# Goal of the exercise:
Restate the data word for word and leave the images out.

# Information shown:
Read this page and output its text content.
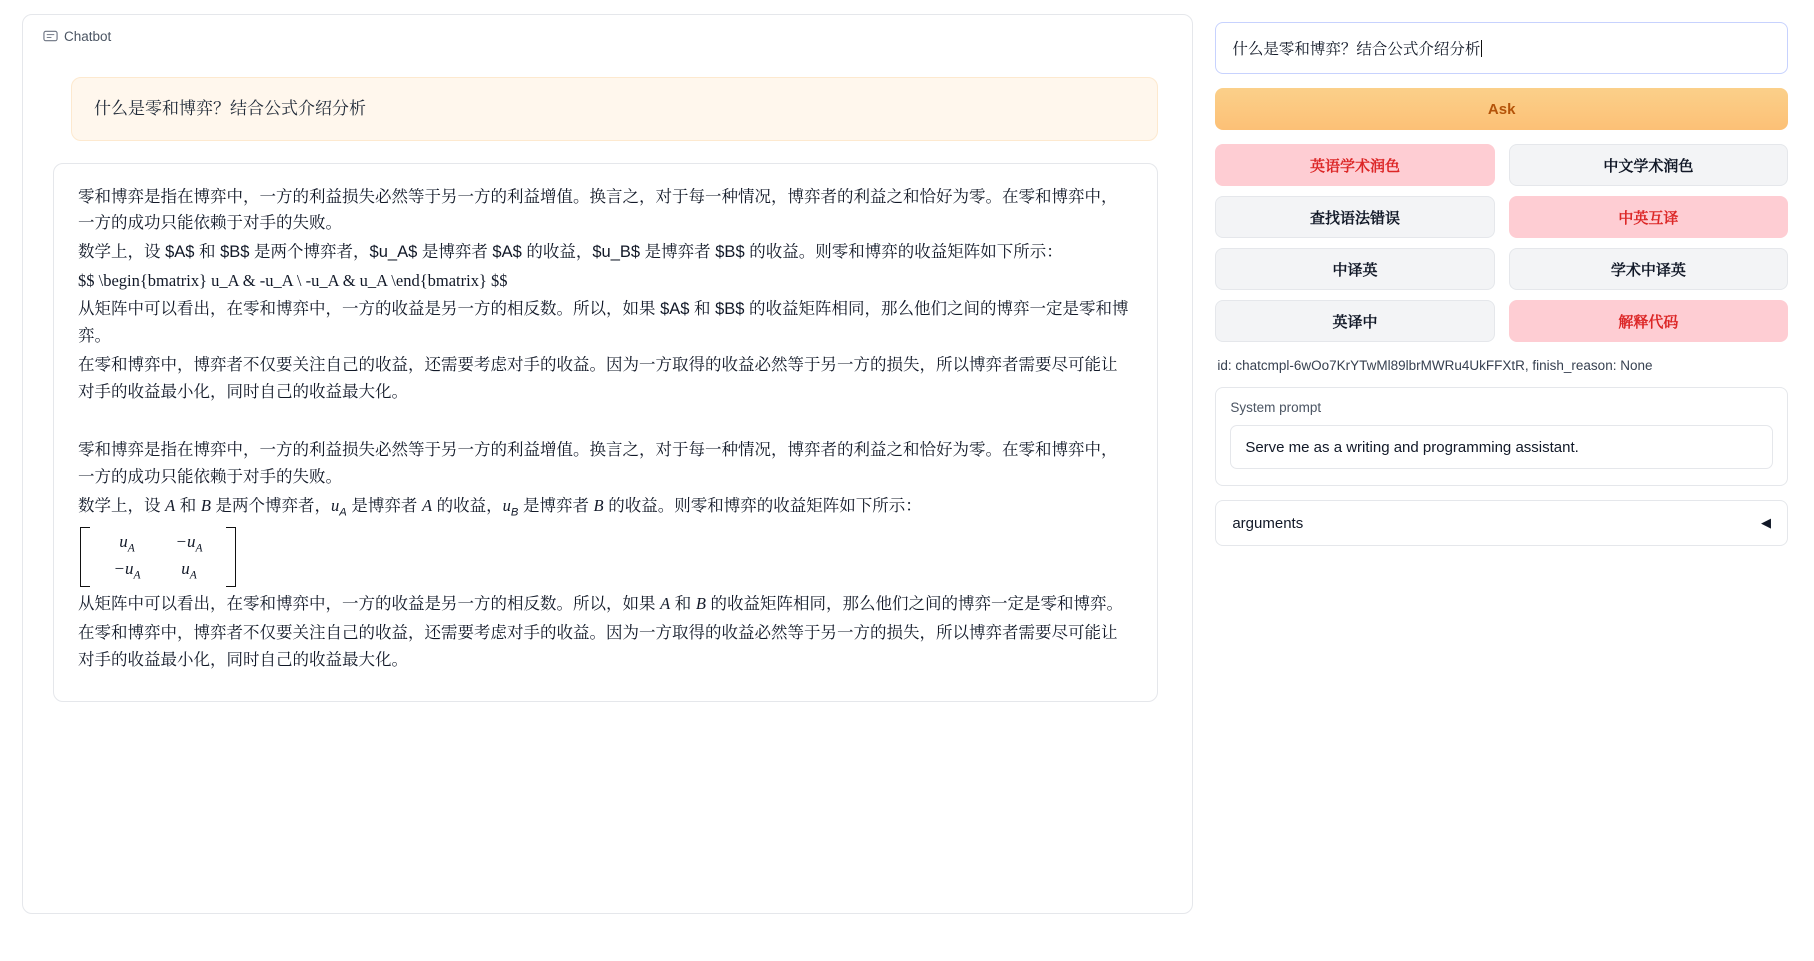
Chatbot
什么是零和博弈？结合公式介绍分析

零和博弈是指在博弈中，一方的利益损失必然等于另一方的利益增值。换言之，对于每一种情况，博弈者的利益之和恰好为零。在零和博弈中，一方的成功只能依赖于对手的失败。

数学上，设 $A$ 和 $B$ 是两个博弈者，$u_A$ 是博弈者 $A$ 的收益，$u_B$ 是博弈者 $B$ 的收益。则零和博弈的收益矩阵如下所示：

$$ \begin{bmatrix} u_A & -u_A \ -u_A & u_A \end{bmatrix} $$

从矩阵中可以看出，在零和博弈中，一方的收益是另一方的相反数。所以，如果 $A$ 和 $B$ 的收益矩阵相同，那么他们之间的博弈一定是零和博弈。

在零和博弈中，博弈者不仅要关注自己的收益，还需要考虑对手的收益。因为一方取得的收益必然等于另一方的损失，所以博弈者需要尽可能让对手的收益最小化，同时自己的收益最大化。

零和博弈是指在博弈中，一方的利益损失必然等于另一方的利益增值。换言之，对于每一种情况，博弈者的利益之和恰好为零。在零和博弈中，一方的成功只能依赖于对手的失败。

数学上，设 A 和 B 是两个博弈者，$u_A$ 是博弈者 A 的收益，$u_B$ 是博弈者 B 的收益。则零和博弈的收益矩阵如下所示：

$u_A$	$-u_A$
$-u_A$	$u_A$

从矩阵中可以看出，在零和博弈中，一方的收益是另一方的相反数。所以，如果 A 和 B 的收益矩阵相同，那么他们之间的博弈一定是零和博弈。

在零和博弈中，博弈者不仅要关注自己的收益，还需要考虑对手的收益。因为一方取得的收益必然等于另一方的损失，所以博弈者需要尽可能让对手的收益最小化，同时自己的收益最大化。

什么是零和博弈？结合公式介绍分析
Ask
英语学术润色	中文学术润色
查找语法错误	中英互译
中译英	学术中译英
英译中	解释代码
id: chatcmpl-6wOo7KrYTwMl89lbrMWRu4UkFFXtR, finish_reason: None
System prompt
Serve me as a writing and programming assistant.
arguments	◀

# Solved exercise:
Read this page and output its text content.
Chatbot
什么是零和博弈？结合公式介绍分析

零和博弈是指在博弈中，一方的利益损失必然等于另一方的利益增值。换言之，对于每一种情况，博弈者的利益之和恰好为零。在零和博弈中，一方的成功只能依赖于对手的失败。

数学上，设 $A$ 和 $B$ 是两个博弈者，$u_A$ 是博弈者 $A$ 的收益，$u_B$ 是博弈者 $B$ 的收益。则零和博弈的收益矩阵如下所示：

$$ \begin{bmatrix} u_A & -u_A \ -u_A & u_A \end{bmatrix} $$

从矩阵中可以看出，在零和博弈中，一方的收益是另一方的相反数。所以，如果 $A$ 和 $B$ 的收益矩阵相同，那么他们之间的博弈一定是零和博弈。

在零和博弈中，博弈者不仅要关注自己的收益，还需要考虑对手的收益。因为一方取得的收益必然等于另一方的损失，所以博弈者需要尽可能让对手的收益最小化，同时自己的收益最大化。

零和博弈是指在博弈中，一方的利益损失必然等于另一方的利益增值。换言之，对于每一种情况，博弈者的利益之和恰好为零。在零和博弈中，一方的成功只能依赖于对手的失败。

数学上，设 A 和 B 是两个博弈者，$u_A$ 是博弈者 A 的收益，$u_B$ 是博弈者 B 的收益。则零和博弈的收益矩阵如下所示：

$u_A$	$-u_A$
$-u_A$	$u_A$

从矩阵中可以看出，在零和博弈中，一方的收益是另一方的相反数。所以，如果 A 和 B 的收益矩阵相同，那么他们之间的博弈一定是零和博弈。

在零和博弈中，博弈者不仅要关注自己的收益，还需要考虑对手的收益。因为一方取得的收益必然等于另一方的损失，所以博弈者需要尽可能让对手的收益最小化，同时自己的收益最大化。

什么是零和博弈？结合公式介绍分析
Ask
英语学术润色	中文学术润色
查找语法错误	中英互译
中译英	学术中译英
英译中	解释代码
id: chatcmpl-6wOo7KrYTwMl89lbrMWRu4UkFFXtR, finish_reason: None
System prompt
Serve me as a writing and programming assistant.
arguments	◀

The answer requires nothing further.